*Required task*:
Copy each line below in which the word "この世に完璧なものはありませんが" occurs.

*Exercise inputs*:
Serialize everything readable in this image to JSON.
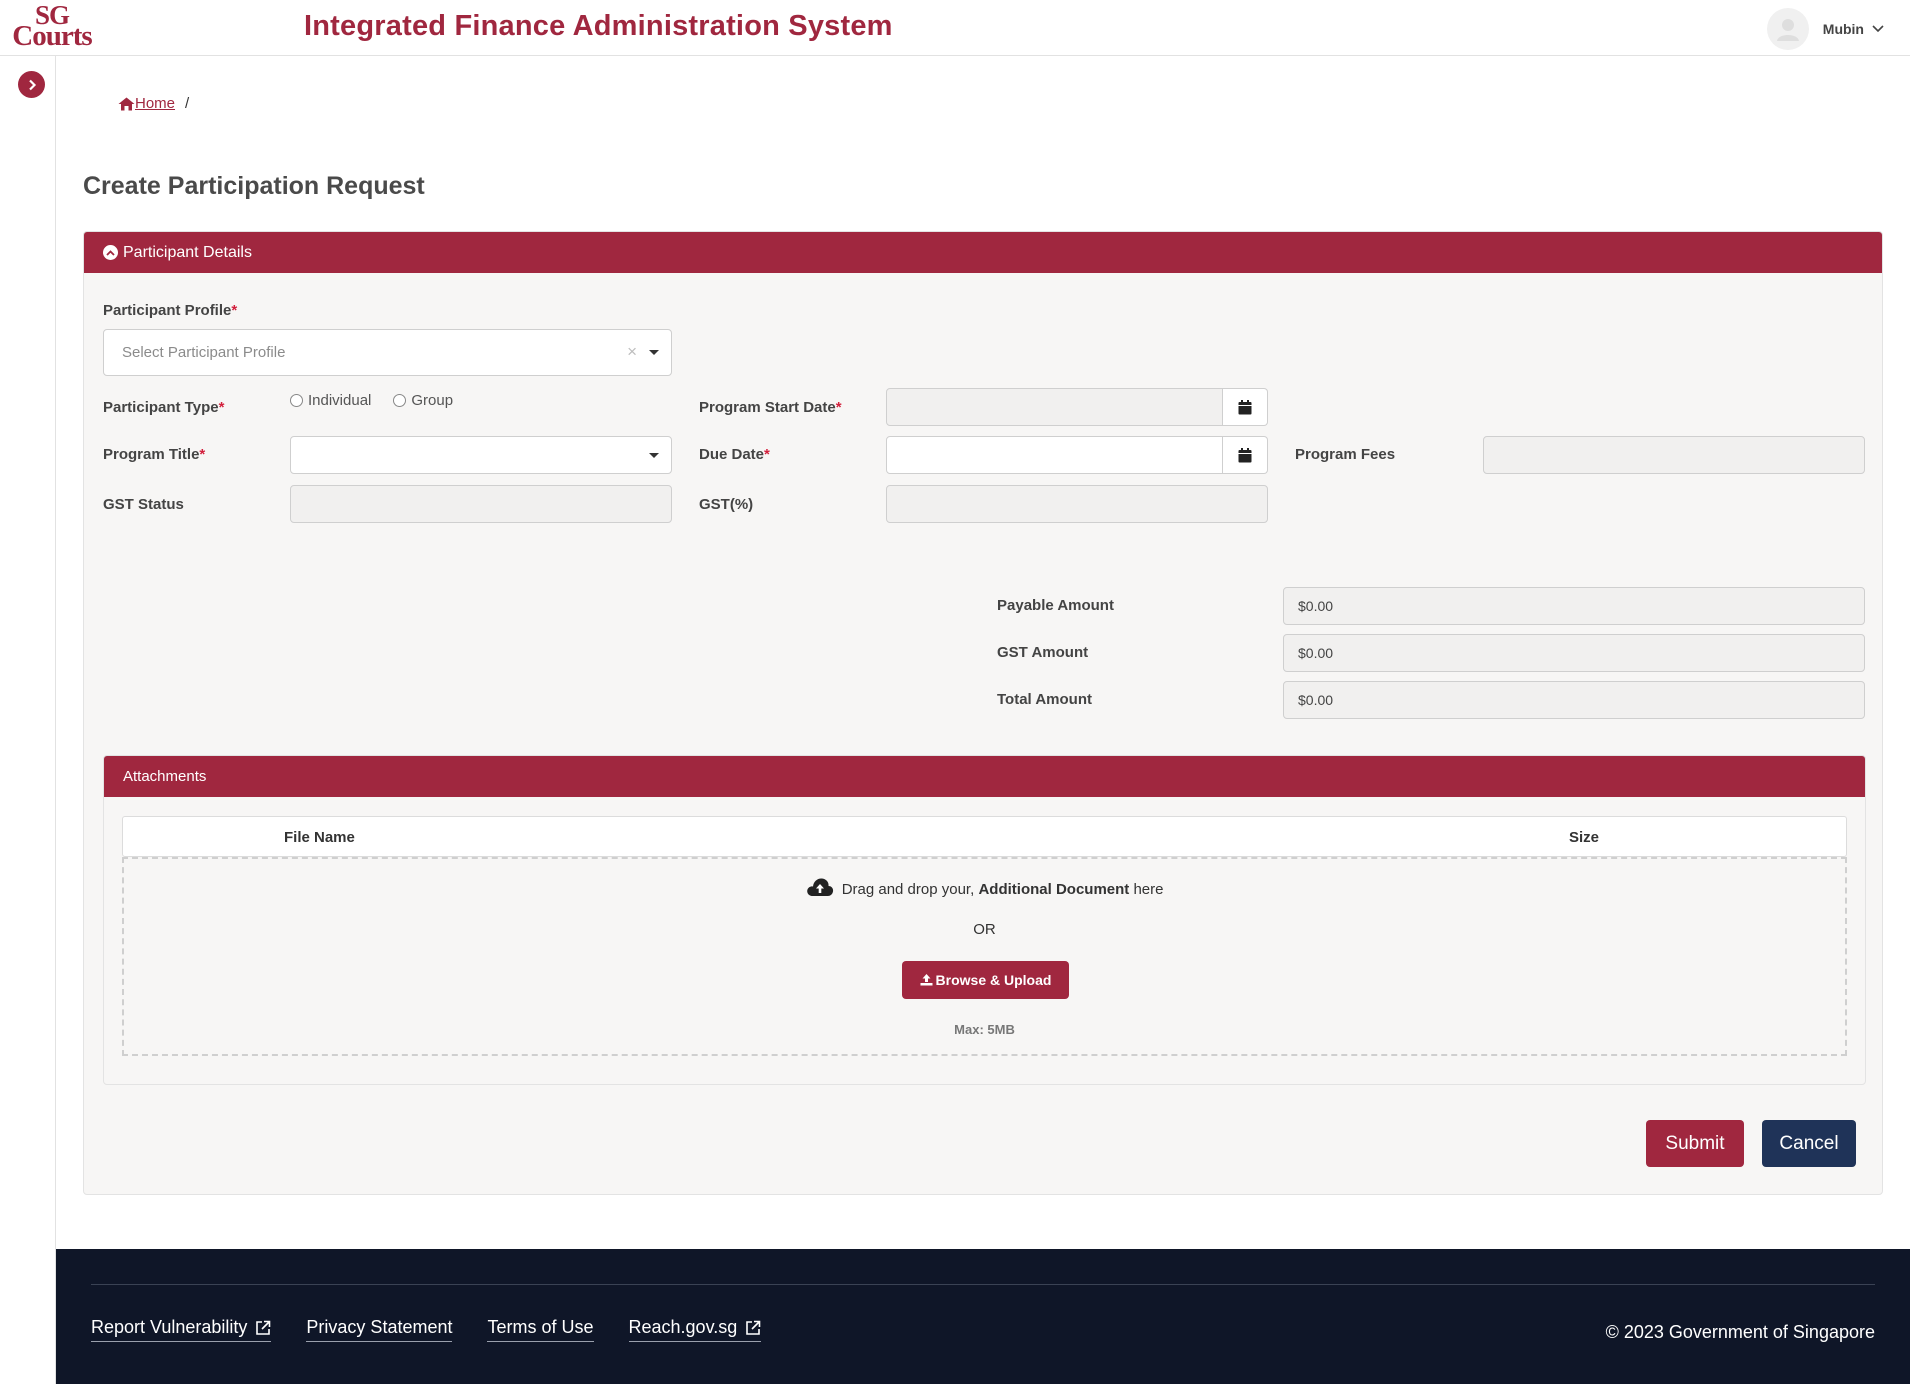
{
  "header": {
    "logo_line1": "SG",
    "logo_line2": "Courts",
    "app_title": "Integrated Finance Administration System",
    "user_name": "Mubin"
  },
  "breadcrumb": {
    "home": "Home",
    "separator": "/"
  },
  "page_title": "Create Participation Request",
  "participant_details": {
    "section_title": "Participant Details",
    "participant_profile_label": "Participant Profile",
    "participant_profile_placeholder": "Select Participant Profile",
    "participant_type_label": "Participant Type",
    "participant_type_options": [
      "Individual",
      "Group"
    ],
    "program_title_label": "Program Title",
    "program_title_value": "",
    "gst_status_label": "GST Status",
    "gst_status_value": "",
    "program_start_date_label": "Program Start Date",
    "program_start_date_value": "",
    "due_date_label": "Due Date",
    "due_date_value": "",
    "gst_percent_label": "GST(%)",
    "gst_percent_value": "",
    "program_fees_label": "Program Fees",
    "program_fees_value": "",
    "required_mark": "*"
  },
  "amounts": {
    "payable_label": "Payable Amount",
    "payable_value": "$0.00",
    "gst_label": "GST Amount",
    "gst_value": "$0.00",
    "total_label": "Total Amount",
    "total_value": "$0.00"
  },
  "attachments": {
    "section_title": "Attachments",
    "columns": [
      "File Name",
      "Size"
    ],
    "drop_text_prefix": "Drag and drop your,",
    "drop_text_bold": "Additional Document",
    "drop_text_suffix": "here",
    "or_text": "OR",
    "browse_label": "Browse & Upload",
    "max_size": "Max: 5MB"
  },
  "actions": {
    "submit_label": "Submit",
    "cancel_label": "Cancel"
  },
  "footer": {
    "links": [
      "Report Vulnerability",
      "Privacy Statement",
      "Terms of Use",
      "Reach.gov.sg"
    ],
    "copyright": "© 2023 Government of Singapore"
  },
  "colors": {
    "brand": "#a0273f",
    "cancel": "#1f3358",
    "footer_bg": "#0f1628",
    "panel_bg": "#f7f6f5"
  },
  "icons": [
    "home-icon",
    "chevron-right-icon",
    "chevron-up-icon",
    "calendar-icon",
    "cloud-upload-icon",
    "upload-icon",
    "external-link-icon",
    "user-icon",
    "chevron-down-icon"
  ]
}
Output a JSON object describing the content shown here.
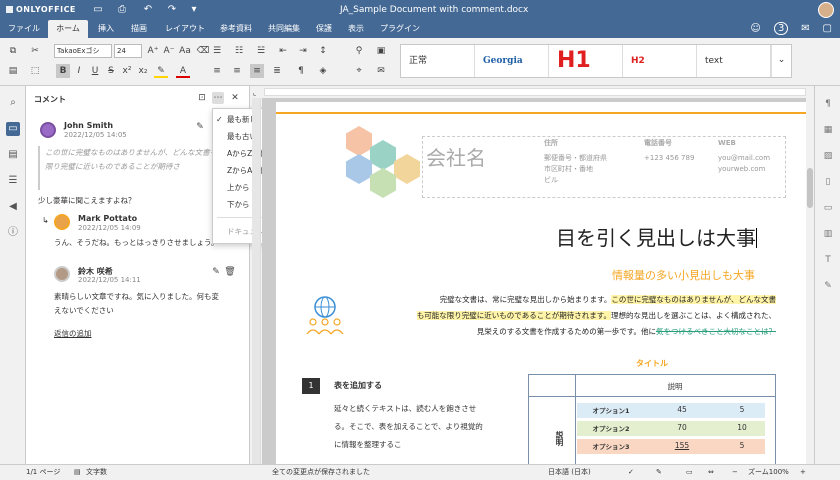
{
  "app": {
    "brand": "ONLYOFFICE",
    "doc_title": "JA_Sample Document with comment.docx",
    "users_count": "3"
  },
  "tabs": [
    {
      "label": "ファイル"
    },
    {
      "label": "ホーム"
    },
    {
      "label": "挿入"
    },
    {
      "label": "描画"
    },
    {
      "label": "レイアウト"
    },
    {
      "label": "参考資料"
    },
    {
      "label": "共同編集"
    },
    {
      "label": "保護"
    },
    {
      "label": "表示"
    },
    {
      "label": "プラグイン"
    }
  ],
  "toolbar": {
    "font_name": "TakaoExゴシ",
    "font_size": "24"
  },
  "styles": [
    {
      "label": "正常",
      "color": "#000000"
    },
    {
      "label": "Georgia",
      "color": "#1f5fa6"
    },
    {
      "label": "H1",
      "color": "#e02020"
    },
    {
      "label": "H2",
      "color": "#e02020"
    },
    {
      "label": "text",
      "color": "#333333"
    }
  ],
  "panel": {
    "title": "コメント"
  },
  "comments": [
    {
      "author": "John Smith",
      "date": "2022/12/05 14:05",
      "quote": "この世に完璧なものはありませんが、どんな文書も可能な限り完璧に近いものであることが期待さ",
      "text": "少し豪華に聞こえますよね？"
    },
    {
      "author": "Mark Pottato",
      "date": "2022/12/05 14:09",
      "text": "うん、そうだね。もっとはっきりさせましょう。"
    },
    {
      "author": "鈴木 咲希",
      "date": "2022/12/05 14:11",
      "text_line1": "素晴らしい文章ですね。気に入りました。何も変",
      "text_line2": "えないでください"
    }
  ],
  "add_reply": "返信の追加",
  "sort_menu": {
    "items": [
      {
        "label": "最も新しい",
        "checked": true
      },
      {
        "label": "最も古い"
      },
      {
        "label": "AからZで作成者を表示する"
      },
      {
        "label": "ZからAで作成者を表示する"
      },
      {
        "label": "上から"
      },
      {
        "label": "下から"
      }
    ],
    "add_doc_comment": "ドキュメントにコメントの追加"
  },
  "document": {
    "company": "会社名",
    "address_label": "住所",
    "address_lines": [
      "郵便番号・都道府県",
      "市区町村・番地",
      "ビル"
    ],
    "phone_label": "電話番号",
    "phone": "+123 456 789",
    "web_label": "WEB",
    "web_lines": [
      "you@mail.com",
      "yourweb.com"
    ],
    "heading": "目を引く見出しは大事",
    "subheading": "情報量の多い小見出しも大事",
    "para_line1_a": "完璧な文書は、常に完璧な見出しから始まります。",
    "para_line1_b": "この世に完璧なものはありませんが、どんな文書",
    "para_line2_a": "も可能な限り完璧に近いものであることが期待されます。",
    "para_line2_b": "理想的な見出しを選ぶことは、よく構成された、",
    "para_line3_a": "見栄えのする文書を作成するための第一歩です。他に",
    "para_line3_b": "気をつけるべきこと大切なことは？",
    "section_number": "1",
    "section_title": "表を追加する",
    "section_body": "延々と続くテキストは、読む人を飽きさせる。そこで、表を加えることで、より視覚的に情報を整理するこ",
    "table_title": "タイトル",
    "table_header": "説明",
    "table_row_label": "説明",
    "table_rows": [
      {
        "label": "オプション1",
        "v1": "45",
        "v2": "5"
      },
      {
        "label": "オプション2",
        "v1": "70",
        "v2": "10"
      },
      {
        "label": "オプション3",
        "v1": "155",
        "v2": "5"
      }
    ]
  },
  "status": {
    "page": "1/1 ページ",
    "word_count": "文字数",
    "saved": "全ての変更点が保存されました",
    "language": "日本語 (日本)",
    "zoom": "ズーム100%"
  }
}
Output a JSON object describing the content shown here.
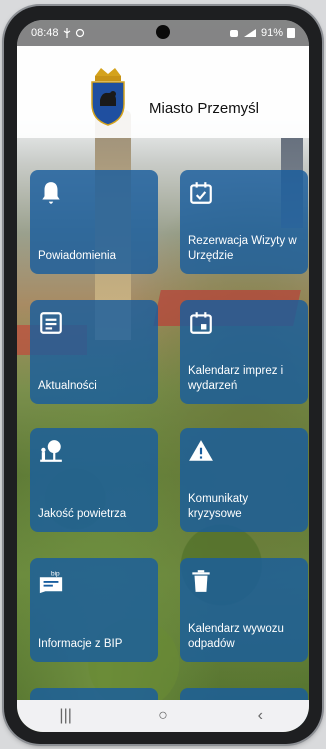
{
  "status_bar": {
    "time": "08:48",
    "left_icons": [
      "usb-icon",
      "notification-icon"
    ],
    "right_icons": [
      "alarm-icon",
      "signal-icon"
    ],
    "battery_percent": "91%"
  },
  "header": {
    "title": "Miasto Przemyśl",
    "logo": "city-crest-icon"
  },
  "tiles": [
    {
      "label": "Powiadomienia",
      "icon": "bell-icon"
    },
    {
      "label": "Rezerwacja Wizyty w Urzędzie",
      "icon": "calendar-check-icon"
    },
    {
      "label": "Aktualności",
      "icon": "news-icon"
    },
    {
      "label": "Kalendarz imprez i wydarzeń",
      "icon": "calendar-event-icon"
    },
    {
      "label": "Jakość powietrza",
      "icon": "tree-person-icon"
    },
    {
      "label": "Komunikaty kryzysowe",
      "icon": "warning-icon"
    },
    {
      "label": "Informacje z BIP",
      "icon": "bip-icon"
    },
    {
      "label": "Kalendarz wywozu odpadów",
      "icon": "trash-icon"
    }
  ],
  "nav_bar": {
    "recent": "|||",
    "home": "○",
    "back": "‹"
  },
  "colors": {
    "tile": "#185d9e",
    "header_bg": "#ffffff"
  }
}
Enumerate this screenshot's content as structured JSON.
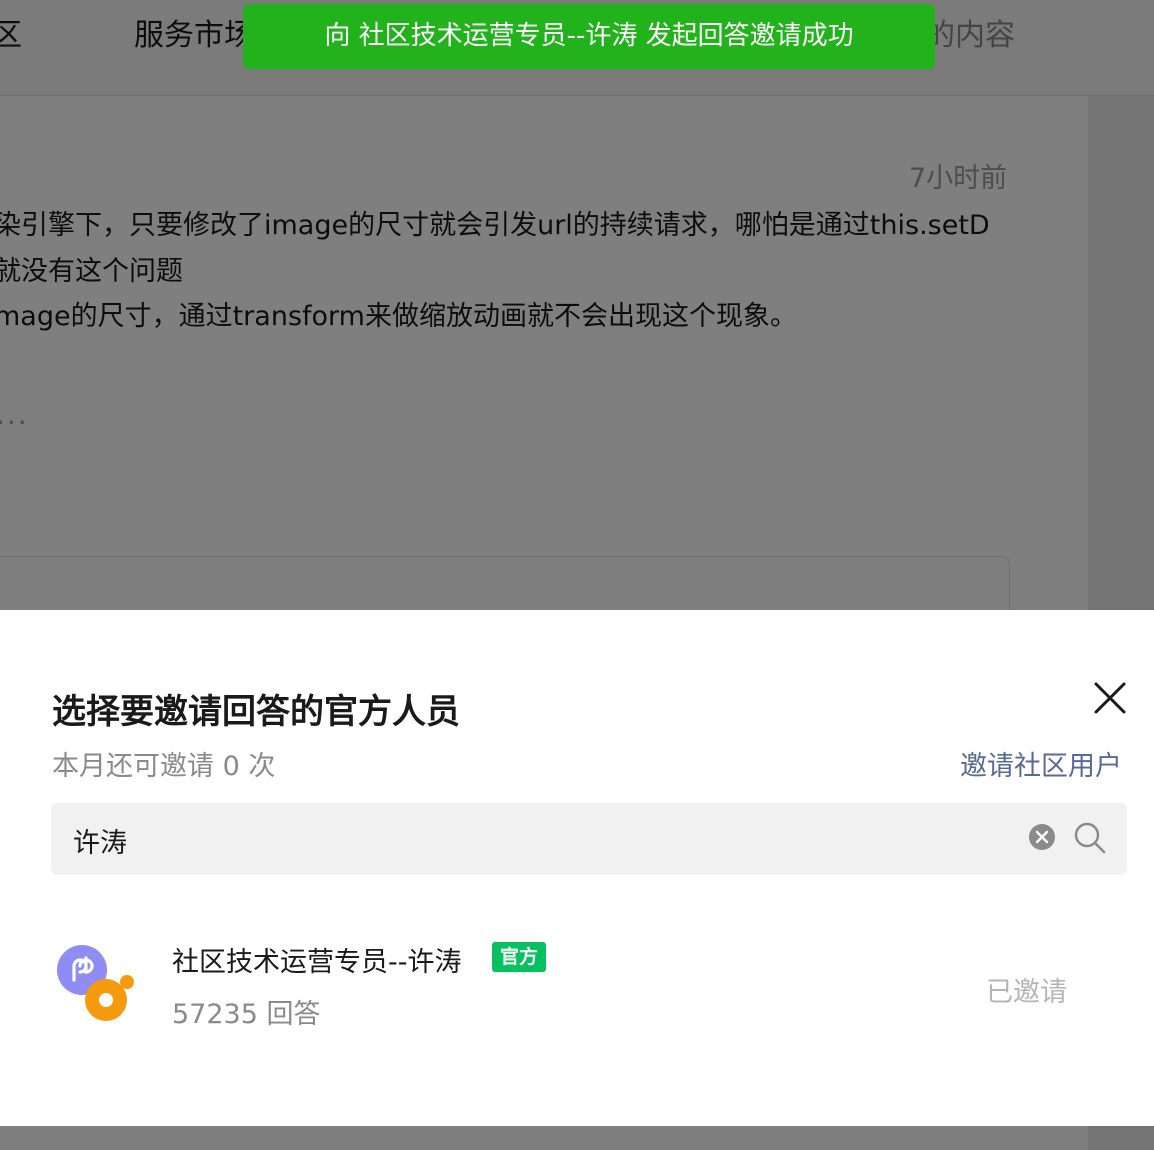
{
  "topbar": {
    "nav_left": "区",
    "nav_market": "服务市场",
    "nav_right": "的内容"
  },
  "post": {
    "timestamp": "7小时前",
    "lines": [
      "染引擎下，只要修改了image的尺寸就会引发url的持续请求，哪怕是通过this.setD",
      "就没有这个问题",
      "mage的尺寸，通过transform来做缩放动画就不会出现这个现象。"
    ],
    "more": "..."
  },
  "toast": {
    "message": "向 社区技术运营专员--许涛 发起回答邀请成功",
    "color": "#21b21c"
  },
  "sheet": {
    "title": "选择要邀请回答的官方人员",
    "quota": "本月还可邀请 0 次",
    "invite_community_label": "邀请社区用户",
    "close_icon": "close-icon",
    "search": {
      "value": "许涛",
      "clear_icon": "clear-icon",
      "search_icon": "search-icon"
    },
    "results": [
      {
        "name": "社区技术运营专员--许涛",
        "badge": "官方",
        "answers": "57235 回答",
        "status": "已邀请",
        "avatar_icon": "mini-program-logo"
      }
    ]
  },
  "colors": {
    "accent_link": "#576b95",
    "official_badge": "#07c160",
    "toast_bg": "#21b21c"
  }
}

*Exercise solution*:
      "quote": "この世に完璧なものはありませんが、どんな文書も可能な限り完璧に近いものであることが期待さ",
    "para_line1_b": "この世に完璧なものはありませんが、どんな文書",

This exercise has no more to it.